[Task description] Locate each line holding the string "object" and copy it.

Dataset entries on figures

[BEGIN]

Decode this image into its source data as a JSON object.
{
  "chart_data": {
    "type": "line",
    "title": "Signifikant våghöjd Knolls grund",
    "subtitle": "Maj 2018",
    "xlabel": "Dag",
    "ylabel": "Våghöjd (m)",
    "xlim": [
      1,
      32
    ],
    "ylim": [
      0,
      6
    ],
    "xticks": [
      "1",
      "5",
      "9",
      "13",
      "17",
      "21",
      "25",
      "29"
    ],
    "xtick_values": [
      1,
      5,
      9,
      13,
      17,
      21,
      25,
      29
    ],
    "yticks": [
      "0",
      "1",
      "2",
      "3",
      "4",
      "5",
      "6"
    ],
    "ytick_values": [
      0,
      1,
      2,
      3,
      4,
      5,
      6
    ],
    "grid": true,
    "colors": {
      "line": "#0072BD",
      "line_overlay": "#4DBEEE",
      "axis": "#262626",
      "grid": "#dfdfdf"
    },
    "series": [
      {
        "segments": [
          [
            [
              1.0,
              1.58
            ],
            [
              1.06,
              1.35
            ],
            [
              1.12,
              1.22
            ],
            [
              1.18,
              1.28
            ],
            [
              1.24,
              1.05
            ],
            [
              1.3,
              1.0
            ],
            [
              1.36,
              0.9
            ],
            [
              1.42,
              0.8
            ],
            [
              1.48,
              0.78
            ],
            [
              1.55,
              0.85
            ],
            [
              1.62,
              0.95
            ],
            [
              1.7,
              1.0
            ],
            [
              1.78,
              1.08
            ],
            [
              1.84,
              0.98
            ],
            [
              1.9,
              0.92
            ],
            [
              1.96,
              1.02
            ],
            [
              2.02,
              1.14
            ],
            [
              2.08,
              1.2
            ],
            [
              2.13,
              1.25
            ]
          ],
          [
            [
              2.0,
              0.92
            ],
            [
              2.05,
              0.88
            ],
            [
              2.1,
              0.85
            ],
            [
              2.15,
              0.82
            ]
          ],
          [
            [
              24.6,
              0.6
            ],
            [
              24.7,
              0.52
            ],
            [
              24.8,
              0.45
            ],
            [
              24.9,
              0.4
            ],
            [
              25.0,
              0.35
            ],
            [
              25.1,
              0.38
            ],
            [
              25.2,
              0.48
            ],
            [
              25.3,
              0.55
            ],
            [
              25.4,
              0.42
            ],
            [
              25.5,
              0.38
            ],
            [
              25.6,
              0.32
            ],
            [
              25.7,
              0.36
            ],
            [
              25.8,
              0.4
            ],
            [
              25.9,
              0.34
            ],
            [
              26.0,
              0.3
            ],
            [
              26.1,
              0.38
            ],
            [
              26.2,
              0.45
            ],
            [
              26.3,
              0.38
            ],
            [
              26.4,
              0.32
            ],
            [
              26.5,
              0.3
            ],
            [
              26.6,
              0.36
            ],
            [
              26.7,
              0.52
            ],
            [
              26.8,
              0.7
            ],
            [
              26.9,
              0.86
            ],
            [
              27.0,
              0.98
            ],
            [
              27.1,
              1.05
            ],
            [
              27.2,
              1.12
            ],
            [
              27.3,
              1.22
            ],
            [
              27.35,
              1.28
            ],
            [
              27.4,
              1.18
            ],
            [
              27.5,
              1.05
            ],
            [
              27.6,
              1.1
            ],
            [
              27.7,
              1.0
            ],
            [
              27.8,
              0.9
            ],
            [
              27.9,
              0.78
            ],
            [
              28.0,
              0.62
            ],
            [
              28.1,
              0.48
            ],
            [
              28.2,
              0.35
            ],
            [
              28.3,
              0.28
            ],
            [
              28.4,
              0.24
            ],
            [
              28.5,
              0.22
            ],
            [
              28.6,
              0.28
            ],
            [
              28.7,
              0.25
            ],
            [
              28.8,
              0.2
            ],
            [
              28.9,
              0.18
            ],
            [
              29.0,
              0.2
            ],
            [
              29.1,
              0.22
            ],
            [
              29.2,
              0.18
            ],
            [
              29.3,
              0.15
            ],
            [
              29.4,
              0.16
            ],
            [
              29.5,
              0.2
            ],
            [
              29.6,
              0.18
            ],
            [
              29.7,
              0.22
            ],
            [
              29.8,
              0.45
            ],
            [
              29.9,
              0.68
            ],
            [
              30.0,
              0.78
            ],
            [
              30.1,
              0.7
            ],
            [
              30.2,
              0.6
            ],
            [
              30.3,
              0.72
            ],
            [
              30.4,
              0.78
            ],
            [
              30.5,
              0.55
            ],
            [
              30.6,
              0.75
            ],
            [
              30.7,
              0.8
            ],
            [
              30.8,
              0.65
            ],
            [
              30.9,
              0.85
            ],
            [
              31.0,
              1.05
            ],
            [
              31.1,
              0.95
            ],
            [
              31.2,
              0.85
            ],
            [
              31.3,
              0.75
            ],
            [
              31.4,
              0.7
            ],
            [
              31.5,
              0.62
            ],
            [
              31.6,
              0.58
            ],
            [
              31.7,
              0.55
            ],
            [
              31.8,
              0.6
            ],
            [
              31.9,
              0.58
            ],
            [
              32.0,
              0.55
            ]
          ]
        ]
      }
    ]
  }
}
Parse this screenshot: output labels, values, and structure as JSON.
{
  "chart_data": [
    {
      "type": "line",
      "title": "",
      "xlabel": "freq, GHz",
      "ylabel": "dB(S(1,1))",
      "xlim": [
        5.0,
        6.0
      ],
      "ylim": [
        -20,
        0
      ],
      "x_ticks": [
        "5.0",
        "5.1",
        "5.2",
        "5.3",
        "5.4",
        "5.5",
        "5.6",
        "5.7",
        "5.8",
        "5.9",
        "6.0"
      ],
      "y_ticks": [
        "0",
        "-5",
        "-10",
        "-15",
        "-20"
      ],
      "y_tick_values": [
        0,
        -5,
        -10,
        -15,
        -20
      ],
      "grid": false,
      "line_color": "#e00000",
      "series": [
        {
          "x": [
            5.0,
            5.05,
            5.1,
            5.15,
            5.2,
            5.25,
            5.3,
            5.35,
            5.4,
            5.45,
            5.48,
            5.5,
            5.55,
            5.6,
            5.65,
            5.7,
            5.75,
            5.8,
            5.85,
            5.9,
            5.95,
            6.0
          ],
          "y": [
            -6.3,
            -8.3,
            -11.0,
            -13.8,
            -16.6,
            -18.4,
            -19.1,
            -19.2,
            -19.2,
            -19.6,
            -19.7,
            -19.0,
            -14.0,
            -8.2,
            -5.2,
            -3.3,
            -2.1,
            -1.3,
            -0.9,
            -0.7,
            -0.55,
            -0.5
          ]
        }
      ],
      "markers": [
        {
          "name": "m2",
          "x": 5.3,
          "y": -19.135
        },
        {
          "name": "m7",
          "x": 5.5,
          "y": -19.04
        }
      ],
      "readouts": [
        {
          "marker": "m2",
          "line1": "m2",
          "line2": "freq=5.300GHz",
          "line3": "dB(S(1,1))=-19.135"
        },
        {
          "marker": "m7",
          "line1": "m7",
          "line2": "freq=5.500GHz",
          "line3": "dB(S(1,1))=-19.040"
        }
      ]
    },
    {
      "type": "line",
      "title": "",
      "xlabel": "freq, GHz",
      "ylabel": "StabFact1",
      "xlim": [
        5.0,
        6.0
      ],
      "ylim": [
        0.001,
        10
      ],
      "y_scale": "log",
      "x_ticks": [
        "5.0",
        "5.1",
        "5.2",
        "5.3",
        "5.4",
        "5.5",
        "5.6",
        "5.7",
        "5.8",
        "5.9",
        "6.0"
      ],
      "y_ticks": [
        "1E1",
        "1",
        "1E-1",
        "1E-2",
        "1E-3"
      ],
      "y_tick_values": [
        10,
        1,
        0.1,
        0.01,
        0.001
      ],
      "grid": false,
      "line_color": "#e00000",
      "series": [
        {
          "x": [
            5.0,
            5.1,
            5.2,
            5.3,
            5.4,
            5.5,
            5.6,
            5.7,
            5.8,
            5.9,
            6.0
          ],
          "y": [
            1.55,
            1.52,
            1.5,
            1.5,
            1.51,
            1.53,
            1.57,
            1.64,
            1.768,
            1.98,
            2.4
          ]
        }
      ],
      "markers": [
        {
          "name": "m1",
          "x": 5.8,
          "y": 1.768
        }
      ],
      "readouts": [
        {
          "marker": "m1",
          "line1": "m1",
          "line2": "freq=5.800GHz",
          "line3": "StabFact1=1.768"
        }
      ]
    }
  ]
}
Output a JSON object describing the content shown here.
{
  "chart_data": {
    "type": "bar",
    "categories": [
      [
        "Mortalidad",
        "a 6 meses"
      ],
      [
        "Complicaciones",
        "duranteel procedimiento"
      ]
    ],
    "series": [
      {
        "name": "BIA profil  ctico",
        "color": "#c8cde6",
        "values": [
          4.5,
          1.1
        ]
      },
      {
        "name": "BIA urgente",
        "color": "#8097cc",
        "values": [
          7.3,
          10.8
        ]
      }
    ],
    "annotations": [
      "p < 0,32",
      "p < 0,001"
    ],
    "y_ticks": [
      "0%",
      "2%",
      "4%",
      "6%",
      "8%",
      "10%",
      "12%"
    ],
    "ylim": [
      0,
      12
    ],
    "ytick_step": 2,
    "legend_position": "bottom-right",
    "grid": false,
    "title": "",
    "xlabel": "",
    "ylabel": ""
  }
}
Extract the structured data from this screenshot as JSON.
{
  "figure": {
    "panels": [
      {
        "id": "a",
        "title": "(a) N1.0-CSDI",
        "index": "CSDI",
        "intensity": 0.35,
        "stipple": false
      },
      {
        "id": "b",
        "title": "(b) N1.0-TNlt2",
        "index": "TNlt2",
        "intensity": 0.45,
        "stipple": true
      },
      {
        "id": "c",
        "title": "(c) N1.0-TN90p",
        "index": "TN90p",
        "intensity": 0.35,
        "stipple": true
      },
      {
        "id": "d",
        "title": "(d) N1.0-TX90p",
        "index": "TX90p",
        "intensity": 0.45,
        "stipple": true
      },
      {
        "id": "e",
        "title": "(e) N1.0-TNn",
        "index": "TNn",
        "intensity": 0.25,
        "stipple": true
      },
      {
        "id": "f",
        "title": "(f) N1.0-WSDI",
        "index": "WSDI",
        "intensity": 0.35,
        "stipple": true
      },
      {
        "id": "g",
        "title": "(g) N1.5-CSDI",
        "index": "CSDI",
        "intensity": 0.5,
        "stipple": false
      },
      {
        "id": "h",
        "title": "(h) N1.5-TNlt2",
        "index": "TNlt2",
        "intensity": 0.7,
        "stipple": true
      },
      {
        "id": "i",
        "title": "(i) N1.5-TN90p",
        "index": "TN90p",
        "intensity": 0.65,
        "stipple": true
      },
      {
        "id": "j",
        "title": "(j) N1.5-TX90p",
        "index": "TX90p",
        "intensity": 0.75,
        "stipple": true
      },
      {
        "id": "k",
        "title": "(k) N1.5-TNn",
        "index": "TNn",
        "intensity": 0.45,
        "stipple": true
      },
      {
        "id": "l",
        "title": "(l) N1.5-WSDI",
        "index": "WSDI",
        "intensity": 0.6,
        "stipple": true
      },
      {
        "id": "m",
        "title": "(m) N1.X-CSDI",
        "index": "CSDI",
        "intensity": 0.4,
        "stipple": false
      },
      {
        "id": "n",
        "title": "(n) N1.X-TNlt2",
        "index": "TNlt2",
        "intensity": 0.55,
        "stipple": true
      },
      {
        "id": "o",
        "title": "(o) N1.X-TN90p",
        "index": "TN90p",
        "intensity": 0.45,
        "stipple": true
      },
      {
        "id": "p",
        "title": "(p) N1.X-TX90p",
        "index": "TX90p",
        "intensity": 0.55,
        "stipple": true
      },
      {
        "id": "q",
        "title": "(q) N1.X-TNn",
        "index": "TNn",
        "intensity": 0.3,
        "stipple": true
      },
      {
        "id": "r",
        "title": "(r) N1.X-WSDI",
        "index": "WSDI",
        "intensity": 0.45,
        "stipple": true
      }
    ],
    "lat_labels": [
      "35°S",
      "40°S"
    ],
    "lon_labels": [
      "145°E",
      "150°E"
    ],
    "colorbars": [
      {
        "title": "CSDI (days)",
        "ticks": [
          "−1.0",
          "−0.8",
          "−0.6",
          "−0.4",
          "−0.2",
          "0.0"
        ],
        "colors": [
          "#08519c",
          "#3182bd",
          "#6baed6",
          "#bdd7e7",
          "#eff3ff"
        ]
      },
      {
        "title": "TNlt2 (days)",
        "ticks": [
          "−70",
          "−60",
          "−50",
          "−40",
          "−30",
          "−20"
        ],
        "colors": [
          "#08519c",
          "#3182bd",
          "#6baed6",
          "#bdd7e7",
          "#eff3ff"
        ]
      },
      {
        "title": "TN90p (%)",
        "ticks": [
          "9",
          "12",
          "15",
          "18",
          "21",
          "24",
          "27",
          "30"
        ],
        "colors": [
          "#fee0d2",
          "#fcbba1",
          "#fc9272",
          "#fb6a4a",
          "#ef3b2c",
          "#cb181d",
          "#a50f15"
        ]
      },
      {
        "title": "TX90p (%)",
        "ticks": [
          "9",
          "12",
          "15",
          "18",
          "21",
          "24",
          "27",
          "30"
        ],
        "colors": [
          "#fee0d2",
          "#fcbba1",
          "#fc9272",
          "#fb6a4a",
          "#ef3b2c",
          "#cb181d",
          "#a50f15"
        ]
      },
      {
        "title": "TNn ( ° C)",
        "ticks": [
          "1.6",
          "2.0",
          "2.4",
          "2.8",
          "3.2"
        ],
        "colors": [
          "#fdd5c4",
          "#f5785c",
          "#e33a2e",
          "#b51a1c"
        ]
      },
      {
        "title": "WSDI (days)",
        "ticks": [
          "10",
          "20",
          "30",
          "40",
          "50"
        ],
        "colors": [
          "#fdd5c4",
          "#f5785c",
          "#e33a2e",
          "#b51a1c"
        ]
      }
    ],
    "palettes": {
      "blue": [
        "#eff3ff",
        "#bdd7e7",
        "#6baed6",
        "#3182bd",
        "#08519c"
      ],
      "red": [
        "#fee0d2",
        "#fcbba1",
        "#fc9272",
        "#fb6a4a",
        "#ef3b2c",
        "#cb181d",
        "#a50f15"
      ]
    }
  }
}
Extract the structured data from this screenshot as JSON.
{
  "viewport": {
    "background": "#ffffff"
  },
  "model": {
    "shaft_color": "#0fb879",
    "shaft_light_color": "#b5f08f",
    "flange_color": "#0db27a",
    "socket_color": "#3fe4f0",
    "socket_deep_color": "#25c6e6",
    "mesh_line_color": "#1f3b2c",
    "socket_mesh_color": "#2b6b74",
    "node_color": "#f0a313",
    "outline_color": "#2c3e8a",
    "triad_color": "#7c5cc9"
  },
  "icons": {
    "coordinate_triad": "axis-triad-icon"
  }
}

[END]

[Task solution]
Decode this image into its source data as a JSON object.
Output a JSON object describing the content shown here.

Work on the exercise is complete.